→ **Objective**
Report every line from the material that contains the word "title".

* START *

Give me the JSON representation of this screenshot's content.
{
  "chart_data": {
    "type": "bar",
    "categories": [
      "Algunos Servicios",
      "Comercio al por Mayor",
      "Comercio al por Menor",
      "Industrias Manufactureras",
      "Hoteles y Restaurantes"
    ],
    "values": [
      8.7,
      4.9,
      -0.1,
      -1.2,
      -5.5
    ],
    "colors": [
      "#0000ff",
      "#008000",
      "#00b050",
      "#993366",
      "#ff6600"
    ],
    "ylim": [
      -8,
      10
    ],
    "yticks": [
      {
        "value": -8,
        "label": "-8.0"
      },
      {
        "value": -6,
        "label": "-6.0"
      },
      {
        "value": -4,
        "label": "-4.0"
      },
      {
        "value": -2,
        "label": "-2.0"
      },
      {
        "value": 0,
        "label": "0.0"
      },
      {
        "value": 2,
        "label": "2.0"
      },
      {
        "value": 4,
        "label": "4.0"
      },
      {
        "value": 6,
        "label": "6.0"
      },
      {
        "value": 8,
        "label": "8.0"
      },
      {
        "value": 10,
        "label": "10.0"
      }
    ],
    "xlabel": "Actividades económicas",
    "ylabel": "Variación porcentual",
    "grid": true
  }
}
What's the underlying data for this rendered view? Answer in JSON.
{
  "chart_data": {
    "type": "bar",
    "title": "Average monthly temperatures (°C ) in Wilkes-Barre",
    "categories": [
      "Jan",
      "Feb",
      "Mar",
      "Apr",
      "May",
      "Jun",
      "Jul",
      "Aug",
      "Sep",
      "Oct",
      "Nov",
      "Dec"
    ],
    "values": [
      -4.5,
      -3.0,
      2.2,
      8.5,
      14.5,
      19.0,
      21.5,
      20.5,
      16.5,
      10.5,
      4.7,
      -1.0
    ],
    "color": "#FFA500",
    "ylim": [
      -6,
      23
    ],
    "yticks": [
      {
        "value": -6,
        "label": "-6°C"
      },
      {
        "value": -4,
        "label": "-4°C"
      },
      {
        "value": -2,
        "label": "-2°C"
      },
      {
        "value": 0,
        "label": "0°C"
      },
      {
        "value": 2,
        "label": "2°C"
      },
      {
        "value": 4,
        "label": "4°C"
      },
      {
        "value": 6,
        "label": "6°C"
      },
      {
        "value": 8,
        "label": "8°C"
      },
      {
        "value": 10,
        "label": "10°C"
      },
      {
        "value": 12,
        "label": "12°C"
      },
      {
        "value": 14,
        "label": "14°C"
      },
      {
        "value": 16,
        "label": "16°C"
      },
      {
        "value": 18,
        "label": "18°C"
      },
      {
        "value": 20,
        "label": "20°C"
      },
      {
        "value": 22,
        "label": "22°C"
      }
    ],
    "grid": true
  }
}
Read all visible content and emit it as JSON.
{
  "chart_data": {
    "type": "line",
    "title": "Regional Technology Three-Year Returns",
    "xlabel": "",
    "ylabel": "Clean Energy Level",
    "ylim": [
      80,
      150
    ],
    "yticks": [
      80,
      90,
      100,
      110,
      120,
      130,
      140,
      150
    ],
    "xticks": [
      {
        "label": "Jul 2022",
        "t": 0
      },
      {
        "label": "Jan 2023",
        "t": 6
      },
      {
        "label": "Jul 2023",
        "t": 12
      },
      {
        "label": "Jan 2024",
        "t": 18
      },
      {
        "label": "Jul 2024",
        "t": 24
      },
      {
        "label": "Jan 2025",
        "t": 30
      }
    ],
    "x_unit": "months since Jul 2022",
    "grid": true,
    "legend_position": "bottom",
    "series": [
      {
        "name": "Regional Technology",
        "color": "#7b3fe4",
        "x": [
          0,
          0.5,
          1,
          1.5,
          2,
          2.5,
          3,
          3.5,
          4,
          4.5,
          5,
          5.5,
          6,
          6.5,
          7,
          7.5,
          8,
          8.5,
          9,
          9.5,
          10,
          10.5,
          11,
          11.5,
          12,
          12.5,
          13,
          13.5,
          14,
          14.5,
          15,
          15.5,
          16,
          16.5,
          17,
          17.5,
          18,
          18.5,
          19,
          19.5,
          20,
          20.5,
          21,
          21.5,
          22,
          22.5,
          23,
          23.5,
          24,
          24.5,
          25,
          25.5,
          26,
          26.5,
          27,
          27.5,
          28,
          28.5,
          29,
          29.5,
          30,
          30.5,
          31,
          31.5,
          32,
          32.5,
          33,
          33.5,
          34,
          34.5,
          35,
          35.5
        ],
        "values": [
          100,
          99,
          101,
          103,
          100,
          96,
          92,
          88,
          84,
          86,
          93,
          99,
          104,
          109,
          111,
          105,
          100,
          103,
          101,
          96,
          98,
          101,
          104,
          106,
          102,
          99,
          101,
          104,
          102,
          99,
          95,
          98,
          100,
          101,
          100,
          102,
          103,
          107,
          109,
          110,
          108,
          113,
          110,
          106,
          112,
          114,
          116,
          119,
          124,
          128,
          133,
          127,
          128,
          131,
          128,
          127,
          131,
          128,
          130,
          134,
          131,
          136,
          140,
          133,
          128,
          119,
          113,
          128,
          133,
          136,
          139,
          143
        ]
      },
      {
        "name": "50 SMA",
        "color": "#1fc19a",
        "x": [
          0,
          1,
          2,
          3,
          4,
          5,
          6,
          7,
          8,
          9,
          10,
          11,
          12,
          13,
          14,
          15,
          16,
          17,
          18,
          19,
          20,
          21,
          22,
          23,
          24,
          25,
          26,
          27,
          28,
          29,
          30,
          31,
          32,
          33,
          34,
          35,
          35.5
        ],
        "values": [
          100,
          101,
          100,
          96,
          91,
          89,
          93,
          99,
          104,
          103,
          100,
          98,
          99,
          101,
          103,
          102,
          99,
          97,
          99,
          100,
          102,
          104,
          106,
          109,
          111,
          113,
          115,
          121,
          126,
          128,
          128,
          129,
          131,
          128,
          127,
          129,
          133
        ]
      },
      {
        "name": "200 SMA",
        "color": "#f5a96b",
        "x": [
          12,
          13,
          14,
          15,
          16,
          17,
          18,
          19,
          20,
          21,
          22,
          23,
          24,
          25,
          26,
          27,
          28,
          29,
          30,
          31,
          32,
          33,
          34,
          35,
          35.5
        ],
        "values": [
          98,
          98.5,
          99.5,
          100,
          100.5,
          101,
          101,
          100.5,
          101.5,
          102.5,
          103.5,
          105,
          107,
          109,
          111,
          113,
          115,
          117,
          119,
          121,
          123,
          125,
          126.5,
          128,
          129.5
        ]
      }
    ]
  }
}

* END *

→ **Reply**
    "title": "Average monthly temperatures (°C ) in Wilkes-Barre",
    "title": "Regional Technology Three-Year Returns",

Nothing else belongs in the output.